Set exercise :: Take the line containing "Extract all readable text from this page." and all lines after it, through the end of the material, and repeat them exactly, pictures left out.

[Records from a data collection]

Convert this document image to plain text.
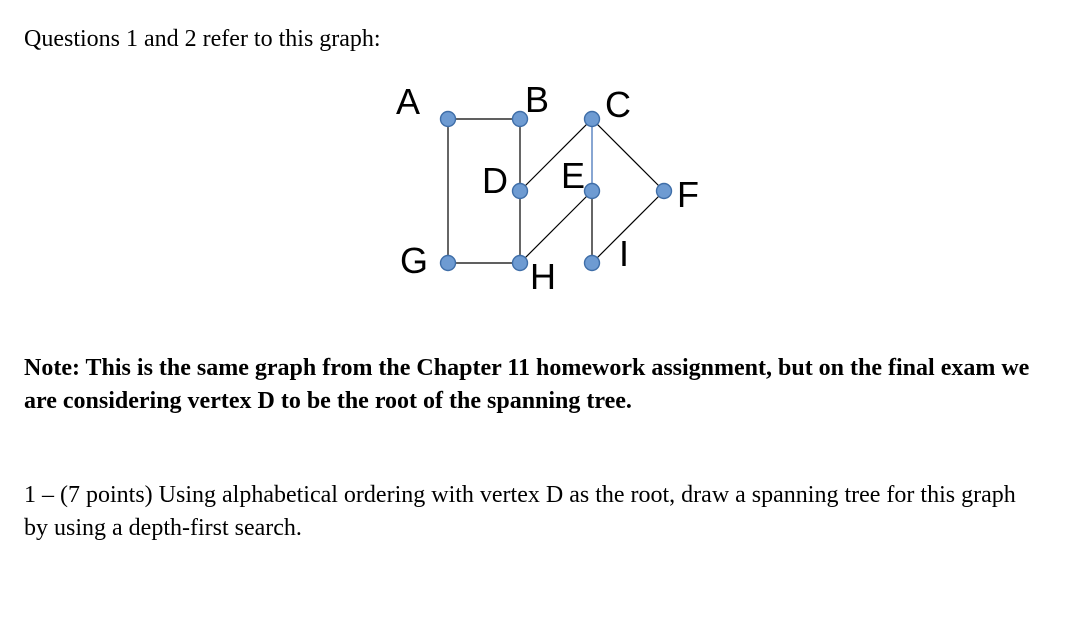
Questions 1 and 2 refer to this graph:

A	B C
D E	F
G	H
I

Note: This is the same graph from the Chapter 11 homework assignment, but on the final exam we are considering vertex D to be the root of the spanning tree.

1 – (7 points) Using alphabetical ordering with vertex D as the root, draw a spanning tree for this graph by using a depth-first search.
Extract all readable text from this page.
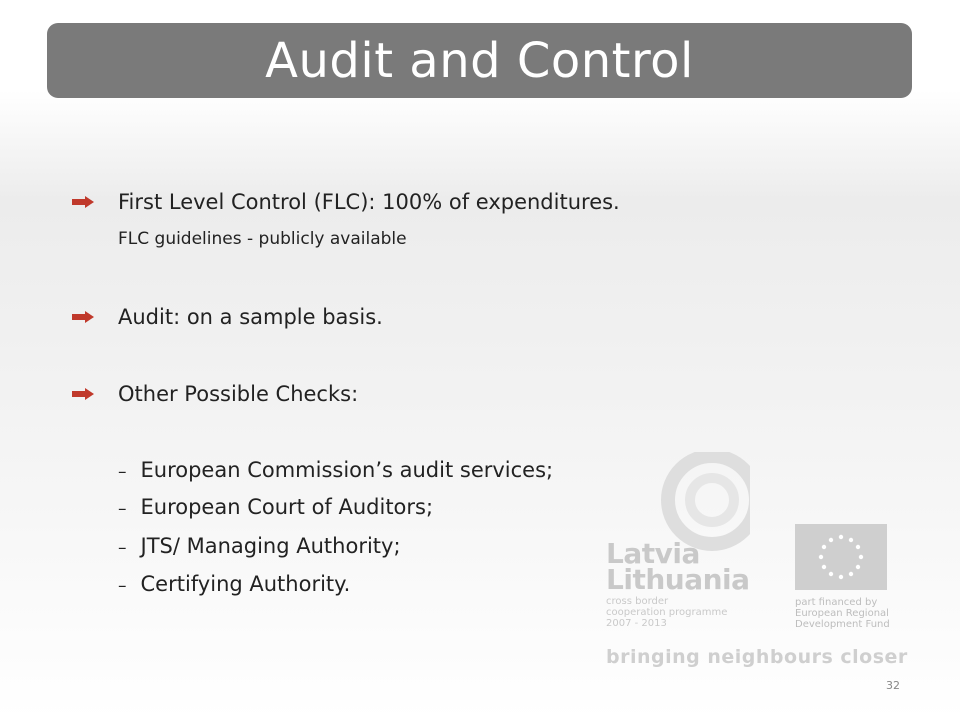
Audit and Control
First Level Control (FLC): 100% of expenditures.
FLC guidelines - publicly available
Audit: on a sample basis.
Other Possible Checks:
Latvia
Lithuania
cross border
cooperation programme
2007 - 2013
part financed by
European Regional
Development Fund
bringing neighbours closer
– European Commission’s audit services;
– European Court of Auditors;
– JTS/ Managing Authority;
– Certifying Authority.
32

Finished exercise ::
Extract all readable text from this page.
Audit and Control
First Level Control (FLC): 100% of expenditures.
FLC guidelines - publicly available
Audit: on a sample basis.
Other Possible Checks:
Latvia
Lithuania
cross border
cooperation programme
2007 - 2013
part financed by
European Regional
Development Fund
bringing neighbours closer
– European Commission’s audit services;
– European Court of Auditors;
– JTS/ Managing Authority;
– Certifying Authority.
32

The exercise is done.